[begin Raw records]

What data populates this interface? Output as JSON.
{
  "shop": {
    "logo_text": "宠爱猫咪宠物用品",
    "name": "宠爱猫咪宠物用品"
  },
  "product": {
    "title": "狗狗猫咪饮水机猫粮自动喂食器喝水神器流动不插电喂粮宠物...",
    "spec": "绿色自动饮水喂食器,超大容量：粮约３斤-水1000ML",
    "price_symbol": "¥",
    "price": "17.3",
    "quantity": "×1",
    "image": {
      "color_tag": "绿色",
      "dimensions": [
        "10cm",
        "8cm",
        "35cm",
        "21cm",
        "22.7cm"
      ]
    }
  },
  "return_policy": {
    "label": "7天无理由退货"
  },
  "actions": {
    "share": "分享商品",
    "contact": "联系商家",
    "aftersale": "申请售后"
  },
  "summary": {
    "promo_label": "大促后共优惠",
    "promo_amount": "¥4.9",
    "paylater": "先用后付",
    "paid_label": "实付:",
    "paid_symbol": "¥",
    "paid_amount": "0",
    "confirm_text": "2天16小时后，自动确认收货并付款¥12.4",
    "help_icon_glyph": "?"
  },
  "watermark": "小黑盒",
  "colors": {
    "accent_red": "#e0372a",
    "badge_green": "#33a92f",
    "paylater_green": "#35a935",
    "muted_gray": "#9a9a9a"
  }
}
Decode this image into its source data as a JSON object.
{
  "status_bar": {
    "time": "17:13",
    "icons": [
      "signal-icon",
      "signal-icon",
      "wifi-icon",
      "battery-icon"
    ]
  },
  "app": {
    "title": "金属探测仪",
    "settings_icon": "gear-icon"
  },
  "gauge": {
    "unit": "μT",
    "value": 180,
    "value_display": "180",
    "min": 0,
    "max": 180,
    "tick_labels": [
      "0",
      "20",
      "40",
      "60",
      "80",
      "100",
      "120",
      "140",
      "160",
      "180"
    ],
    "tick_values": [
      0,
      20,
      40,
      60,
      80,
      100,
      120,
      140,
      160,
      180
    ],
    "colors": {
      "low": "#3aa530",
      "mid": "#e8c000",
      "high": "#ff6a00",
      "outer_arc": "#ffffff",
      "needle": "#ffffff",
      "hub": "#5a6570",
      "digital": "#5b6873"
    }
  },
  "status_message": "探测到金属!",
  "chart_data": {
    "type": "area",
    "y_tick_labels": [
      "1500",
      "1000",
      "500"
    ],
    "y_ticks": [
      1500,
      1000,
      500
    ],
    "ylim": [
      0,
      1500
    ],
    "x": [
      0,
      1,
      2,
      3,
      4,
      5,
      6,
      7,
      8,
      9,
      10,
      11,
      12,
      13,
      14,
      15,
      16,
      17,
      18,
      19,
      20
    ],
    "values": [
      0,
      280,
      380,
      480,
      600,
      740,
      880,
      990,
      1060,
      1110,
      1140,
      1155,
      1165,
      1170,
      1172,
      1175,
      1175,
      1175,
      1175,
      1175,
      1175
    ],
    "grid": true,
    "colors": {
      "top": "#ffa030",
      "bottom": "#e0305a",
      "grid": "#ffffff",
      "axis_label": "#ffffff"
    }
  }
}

[end Raw records]

◆ Do this:
Every line from the one containing "Decode this image" through the last line must be copied exactly; leave out the rest.

◆ Written solution:
Decode this image into its source data as a JSON object.
{
  "status_bar": {
    "time": "17:13",
    "icons": [
      "signal-icon",
      "signal-icon",
      "wifi-icon",
      "battery-icon"
    ]
  },
  "app": {
    "title": "金属探测仪",
    "settings_icon": "gear-icon"
  },
  "gauge": {
    "unit": "μT",
    "value": 180,
    "value_display": "180",
    "min": 0,
    "max": 180,
    "tick_labels": [
      "0",
      "20",
      "40",
      "60",
      "80",
      "100",
      "120",
      "140",
      "160",
      "180"
    ],
    "tick_values": [
      0,
      20,
      40,
      60,
      80,
      100,
      120,
      140,
      160,
      180
    ],
    "colors": {
      "low": "#3aa530",
      "mid": "#e8c000",
      "high": "#ff6a00",
      "outer_arc": "#ffffff",
      "needle": "#ffffff",
      "hub": "#5a6570",
      "digital": "#5b6873"
    }
  },
  "status_message": "探测到金属!",
  "chart_data": {
    "type": "area",
    "y_tick_labels": [
      "1500",
      "1000",
      "500"
    ],
    "y_ticks": [
      1500,
      1000,
      500
    ],
    "ylim": [
      0,
      1500
    ],
    "x": [
      0,
      1,
      2,
      3,
      4,
      5,
      6,
      7,
      8,
      9,
      10,
      11,
      12,
      13,
      14,
      15,
      16,
      17,
      18,
      19,
      20
    ],
    "values": [
      0,
      280,
      380,
      480,
      600,
      740,
      880,
      990,
      1060,
      1110,
      1140,
      1155,
      1165,
      1170,
      1172,
      1175,
      1175,
      1175,
      1175,
      1175,
      1175
    ],
    "grid": true,
    "colors": {
      "top": "#ffa030",
      "bottom": "#e0305a",
      "grid": "#ffffff",
      "axis_label": "#ffffff"
    }
  }
}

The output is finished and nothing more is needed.